■ What is required ■
Scan the listing below for the word "captain" and state how many lines hold it. Write nothing but the number.
--- begin Provided entries ---
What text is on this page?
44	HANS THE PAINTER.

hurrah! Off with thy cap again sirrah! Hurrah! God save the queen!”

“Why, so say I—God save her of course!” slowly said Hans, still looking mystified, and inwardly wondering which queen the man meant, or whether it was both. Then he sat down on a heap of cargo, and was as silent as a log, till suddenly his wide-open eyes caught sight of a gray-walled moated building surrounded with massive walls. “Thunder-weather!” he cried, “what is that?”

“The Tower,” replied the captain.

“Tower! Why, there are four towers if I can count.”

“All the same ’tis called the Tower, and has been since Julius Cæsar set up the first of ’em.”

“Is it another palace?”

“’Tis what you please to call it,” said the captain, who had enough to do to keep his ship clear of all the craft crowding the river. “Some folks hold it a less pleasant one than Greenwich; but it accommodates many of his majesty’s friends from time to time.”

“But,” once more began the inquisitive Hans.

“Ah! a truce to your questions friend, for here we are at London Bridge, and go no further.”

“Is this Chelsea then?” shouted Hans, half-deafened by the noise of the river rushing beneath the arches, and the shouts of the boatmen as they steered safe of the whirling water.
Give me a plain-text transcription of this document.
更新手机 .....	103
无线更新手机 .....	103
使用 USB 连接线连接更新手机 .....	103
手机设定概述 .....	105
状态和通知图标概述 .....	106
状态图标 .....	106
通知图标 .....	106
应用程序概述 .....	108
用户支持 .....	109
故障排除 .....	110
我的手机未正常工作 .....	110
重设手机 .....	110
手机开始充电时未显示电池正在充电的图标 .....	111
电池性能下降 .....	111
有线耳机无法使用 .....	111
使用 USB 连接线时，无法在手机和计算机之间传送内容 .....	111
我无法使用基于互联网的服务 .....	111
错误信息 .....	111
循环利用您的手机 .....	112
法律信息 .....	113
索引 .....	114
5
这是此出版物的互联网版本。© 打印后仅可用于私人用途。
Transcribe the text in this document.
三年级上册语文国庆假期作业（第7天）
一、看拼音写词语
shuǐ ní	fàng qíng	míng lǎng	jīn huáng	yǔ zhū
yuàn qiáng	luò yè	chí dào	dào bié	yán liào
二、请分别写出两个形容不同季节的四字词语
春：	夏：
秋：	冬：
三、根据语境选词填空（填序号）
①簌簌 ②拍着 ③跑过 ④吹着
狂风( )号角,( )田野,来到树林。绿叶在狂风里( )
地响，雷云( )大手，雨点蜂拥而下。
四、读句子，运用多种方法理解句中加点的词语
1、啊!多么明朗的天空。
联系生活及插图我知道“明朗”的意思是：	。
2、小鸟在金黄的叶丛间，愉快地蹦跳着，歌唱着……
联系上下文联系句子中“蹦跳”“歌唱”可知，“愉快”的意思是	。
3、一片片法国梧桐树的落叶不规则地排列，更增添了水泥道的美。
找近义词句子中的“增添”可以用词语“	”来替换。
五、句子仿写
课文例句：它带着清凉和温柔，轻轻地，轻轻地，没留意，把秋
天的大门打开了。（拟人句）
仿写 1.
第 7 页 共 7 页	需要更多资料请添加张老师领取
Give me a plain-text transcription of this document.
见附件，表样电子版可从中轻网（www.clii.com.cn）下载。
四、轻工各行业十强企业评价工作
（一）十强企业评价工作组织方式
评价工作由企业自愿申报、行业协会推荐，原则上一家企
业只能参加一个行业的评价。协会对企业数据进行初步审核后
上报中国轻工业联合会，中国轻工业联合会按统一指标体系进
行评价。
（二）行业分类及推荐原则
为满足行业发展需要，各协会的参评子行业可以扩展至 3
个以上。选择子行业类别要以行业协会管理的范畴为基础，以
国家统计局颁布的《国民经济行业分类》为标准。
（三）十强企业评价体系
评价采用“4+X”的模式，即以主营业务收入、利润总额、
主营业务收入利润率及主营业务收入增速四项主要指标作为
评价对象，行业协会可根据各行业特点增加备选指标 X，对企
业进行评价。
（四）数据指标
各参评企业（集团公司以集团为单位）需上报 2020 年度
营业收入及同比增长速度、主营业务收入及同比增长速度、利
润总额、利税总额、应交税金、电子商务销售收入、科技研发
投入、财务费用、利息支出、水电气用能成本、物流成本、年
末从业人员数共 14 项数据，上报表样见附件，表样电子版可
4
--- end Provided entries ---
■ Answer for the task ■
2